Among the entries, which lines carry the string "JSON"? Copy each of them.

**** The input

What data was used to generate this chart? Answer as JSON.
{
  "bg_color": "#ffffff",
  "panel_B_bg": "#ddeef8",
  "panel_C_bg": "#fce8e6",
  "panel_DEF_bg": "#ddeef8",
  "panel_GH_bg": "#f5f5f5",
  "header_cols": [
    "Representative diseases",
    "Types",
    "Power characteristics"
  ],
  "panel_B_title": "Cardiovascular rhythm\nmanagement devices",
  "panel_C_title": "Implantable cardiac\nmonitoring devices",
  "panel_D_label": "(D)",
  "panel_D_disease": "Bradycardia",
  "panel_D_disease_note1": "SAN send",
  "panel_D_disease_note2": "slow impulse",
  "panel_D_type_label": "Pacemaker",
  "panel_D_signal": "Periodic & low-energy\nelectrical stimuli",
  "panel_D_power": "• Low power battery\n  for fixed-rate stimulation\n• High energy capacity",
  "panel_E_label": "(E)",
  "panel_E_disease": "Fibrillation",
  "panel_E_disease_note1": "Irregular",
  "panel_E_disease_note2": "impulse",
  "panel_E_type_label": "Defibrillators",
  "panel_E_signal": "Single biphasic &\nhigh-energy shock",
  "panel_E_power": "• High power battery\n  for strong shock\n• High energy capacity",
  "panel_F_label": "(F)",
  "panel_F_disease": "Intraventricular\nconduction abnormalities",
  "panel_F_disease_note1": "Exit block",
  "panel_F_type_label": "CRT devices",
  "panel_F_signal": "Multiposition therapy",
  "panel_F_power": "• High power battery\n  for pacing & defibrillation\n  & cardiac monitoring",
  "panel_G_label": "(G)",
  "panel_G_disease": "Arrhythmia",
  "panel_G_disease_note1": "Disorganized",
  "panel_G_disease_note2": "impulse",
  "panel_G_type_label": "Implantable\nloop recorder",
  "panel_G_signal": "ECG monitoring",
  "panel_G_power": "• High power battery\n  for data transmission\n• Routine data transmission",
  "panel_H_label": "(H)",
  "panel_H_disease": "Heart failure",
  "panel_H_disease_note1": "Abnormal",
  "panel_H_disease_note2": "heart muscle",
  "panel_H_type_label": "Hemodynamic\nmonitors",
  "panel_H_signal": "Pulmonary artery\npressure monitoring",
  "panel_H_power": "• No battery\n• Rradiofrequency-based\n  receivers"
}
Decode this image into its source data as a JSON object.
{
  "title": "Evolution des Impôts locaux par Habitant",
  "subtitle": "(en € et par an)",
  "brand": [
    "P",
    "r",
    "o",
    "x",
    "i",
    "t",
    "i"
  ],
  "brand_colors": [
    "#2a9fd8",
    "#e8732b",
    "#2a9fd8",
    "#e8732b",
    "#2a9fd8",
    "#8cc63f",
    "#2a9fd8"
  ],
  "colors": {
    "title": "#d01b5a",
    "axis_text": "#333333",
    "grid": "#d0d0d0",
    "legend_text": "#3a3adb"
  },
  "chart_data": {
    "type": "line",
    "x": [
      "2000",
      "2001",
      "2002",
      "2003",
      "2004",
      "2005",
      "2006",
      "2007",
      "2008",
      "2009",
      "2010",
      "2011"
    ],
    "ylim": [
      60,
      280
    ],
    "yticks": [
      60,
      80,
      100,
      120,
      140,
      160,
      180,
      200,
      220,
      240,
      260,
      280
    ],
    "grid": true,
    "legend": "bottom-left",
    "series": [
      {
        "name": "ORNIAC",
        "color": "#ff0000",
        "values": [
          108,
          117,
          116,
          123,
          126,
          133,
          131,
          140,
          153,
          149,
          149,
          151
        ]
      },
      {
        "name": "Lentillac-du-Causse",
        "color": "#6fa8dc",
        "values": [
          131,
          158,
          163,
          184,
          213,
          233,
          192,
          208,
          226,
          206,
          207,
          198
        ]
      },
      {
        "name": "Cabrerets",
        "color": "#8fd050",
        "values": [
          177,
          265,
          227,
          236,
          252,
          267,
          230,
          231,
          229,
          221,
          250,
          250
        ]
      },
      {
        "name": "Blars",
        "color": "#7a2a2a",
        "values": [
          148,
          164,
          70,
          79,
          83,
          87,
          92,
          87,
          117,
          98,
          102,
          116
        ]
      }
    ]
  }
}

********

- [Exercise response]
What data was used to generate this chart? Answer as JSON.
Decode this image into its source data as a JSON object.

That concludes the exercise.